Stored records:

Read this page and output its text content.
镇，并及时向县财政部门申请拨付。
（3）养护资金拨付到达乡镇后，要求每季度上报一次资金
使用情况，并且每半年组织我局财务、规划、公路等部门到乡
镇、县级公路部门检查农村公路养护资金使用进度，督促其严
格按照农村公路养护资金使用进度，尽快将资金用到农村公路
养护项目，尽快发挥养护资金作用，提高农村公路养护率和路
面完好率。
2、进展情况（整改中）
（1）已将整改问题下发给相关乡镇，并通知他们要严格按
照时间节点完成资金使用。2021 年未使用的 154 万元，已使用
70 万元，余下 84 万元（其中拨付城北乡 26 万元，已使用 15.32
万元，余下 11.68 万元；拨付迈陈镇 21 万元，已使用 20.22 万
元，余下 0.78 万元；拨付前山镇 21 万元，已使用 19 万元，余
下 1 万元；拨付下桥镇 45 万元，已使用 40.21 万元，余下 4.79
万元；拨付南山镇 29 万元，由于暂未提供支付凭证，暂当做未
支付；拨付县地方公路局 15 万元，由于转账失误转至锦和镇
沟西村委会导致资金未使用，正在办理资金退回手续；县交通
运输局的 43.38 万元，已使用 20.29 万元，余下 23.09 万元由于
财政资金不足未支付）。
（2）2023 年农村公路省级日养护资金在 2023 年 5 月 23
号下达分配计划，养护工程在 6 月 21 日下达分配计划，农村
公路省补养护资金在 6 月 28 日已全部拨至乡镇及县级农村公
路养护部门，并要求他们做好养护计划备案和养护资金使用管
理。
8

§ **Aim of the exercise**:
All of the data needs to be printed once more, exactly.

§ **Expected output**:
Read this page and output its text content.
镇，并及时向县财政部门申请拨付。
（3）养护资金拨付到达乡镇后，要求每季度上报一次资金
使用情况，并且每半年组织我局财务、规划、公路等部门到乡
镇、县级公路部门检查农村公路养护资金使用进度，督促其严
格按照农村公路养护资金使用进度，尽快将资金用到农村公路
养护项目，尽快发挥养护资金作用，提高农村公路养护率和路
面完好率。
2、进展情况（整改中）
（1）已将整改问题下发给相关乡镇，并通知他们要严格按
照时间节点完成资金使用。2021 年未使用的 154 万元，已使用
70 万元，余下 84 万元（其中拨付城北乡 26 万元，已使用 15.32
万元，余下 11.68 万元；拨付迈陈镇 21 万元，已使用 20.22 万
元，余下 0.78 万元；拨付前山镇 21 万元，已使用 19 万元，余
下 1 万元；拨付下桥镇 45 万元，已使用 40.21 万元，余下 4.79
万元；拨付南山镇 29 万元，由于暂未提供支付凭证，暂当做未
支付；拨付县地方公路局 15 万元，由于转账失误转至锦和镇
沟西村委会导致资金未使用，正在办理资金退回手续；县交通
运输局的 43.38 万元，已使用 20.29 万元，余下 23.09 万元由于
财政资金不足未支付）。
（2）2023 年农村公路省级日养护资金在 2023 年 5 月 23
号下达分配计划，养护工程在 6 月 21 日下达分配计划，农村
公路省补养护资金在 6 月 28 日已全部拨至乡镇及县级农村公
路养护部门，并要求他们做好养护计划备案和养护资金使用管
理。
8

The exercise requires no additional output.